* Exercise aim: In the material below, the lines containing the word "Trajectory" are required; copy each of them.

# # # # # # #

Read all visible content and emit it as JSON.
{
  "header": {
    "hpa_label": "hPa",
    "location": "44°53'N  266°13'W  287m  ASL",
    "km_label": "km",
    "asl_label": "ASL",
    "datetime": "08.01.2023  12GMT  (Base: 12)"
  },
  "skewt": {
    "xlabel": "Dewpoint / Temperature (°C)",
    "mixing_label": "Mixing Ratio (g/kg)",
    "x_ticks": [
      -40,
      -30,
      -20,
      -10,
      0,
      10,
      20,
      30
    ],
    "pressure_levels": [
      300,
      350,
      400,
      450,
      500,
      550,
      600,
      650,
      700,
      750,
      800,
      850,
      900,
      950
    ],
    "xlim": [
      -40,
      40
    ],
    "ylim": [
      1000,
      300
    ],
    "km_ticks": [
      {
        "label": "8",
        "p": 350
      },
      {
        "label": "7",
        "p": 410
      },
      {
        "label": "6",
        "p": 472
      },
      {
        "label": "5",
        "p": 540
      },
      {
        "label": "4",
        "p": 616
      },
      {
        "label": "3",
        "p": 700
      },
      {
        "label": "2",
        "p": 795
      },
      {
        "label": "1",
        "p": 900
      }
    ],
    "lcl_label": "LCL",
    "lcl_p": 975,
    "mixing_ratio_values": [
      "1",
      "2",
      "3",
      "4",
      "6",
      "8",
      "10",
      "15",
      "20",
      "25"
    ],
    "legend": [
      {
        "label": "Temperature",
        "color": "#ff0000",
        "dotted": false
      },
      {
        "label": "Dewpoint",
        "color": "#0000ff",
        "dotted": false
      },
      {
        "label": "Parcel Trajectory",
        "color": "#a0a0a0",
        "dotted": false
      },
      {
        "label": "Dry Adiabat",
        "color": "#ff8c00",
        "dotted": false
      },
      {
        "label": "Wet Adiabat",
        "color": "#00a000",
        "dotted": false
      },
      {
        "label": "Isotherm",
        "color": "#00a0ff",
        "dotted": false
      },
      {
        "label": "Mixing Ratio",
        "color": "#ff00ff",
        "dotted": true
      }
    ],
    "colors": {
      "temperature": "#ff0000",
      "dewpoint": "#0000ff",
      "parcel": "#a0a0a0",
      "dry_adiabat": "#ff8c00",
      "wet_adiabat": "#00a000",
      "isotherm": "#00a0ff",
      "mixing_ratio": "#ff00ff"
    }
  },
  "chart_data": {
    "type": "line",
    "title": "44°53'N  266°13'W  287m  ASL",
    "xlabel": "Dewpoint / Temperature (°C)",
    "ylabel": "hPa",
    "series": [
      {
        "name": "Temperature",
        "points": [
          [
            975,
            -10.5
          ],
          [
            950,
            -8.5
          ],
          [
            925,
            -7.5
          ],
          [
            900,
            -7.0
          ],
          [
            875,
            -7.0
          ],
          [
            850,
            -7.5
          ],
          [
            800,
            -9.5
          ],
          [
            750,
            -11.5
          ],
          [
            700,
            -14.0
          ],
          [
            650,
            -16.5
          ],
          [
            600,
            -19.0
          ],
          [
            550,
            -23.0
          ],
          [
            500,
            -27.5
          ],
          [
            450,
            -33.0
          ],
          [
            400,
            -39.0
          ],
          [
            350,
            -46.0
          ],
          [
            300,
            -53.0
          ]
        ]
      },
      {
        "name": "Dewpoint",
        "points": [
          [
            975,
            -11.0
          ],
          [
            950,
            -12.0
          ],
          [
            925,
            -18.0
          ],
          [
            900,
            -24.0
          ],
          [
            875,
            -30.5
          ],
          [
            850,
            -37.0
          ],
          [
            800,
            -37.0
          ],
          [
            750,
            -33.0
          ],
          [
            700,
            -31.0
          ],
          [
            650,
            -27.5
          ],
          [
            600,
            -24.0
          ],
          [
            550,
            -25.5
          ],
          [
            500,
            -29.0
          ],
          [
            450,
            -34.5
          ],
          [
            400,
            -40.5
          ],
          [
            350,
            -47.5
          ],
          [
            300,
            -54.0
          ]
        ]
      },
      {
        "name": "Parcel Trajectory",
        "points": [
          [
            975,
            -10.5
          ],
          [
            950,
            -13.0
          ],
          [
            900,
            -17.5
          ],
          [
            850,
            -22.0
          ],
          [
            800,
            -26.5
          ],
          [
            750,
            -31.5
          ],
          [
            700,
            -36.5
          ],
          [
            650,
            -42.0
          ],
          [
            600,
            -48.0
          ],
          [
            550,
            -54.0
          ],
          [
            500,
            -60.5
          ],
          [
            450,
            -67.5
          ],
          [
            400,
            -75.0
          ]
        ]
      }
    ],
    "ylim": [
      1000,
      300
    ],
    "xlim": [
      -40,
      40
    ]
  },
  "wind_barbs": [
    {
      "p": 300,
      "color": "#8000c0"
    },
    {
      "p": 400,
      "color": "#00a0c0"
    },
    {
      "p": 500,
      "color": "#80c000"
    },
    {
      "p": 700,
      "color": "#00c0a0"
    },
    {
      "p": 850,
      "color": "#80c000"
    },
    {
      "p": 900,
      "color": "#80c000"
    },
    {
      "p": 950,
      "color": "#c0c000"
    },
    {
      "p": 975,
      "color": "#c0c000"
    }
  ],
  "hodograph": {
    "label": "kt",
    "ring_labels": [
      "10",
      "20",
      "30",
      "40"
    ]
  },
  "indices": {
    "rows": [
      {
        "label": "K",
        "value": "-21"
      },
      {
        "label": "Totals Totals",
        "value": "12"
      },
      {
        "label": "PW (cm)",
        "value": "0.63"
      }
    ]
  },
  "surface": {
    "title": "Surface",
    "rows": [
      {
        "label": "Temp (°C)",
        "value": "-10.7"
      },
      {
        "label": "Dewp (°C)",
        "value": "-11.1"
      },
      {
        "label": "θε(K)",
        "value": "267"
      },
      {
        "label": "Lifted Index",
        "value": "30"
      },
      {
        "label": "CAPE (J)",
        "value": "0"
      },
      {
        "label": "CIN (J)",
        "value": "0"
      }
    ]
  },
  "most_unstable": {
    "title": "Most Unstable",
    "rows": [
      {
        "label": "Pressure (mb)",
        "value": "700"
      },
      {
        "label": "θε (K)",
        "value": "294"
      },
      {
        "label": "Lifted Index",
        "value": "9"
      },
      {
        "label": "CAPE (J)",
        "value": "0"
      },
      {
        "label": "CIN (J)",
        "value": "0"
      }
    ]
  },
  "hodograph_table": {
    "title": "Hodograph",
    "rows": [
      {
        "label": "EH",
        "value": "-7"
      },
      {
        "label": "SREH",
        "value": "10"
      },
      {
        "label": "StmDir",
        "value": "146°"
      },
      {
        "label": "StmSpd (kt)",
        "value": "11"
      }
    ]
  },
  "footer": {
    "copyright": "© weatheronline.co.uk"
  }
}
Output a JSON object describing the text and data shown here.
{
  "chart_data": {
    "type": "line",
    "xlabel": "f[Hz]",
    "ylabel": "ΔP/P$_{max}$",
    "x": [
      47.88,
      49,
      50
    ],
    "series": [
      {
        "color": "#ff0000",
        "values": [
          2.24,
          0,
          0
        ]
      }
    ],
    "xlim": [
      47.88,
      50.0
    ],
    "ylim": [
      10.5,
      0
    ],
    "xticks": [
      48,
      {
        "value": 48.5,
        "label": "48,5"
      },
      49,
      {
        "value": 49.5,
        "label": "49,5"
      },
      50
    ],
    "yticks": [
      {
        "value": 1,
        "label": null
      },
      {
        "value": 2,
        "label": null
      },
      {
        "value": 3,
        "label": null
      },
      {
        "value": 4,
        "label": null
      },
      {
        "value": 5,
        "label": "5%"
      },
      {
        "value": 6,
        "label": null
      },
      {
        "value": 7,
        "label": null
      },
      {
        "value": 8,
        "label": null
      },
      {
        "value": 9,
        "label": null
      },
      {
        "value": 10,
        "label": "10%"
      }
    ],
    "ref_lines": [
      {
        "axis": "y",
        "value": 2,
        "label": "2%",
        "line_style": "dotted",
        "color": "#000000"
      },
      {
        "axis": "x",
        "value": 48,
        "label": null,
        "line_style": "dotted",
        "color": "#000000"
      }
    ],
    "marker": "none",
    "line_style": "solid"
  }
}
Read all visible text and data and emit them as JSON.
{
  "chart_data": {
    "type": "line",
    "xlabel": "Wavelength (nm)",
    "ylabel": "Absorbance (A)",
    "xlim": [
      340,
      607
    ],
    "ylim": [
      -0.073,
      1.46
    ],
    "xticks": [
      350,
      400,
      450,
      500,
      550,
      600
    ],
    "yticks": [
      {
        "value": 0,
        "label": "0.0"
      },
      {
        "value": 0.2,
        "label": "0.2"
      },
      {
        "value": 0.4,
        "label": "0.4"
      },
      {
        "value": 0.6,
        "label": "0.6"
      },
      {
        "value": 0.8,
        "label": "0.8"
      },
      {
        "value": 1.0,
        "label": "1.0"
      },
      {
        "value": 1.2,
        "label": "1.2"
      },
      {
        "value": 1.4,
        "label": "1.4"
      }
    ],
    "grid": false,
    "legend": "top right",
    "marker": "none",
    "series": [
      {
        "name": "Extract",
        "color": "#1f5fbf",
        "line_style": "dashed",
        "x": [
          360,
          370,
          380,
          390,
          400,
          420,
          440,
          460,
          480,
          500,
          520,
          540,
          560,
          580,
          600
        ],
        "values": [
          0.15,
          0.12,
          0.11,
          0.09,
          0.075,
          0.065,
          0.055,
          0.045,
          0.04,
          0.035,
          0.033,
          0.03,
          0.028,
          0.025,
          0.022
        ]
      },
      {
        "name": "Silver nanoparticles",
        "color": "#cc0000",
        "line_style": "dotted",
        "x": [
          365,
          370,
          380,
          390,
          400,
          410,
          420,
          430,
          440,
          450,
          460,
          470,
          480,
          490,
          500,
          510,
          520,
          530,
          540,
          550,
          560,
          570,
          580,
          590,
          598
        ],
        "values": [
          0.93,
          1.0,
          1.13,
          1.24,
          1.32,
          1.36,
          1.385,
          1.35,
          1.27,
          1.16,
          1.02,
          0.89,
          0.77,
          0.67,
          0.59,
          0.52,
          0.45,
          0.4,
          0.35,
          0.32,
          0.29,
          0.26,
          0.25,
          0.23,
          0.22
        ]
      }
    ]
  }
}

# # # # # # #

* Response to this task:
        "label": "Parcel Trajectory",
        "name": "Parcel Trajectory",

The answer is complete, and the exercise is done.